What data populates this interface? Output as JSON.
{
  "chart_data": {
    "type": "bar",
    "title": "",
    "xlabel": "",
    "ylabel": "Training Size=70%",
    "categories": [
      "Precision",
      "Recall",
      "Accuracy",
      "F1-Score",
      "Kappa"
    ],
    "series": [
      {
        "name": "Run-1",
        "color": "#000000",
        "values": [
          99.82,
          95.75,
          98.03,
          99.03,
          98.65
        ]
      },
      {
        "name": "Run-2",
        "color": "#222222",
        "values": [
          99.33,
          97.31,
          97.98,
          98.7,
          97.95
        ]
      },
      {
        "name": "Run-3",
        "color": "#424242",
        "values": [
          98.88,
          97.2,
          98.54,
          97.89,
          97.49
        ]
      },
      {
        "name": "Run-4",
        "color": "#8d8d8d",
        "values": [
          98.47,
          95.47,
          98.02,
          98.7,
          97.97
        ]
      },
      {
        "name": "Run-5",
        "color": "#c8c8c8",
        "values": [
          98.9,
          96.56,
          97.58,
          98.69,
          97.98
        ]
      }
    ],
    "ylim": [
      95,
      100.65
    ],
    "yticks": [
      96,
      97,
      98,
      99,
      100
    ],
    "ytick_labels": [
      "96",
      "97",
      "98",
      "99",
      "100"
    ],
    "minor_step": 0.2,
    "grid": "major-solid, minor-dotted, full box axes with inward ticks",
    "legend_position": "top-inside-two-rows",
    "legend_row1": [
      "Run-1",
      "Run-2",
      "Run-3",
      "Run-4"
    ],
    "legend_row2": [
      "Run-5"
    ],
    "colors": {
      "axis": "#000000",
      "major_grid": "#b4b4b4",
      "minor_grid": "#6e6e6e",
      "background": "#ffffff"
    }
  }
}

What is required
Which lines hold the word "name"? Copy all of them.

Written reply
        "name": "Run-1",
        "name": "Run-2",
        "name": "Run-3",
        "name": "Run-4",
        "name": "Run-5",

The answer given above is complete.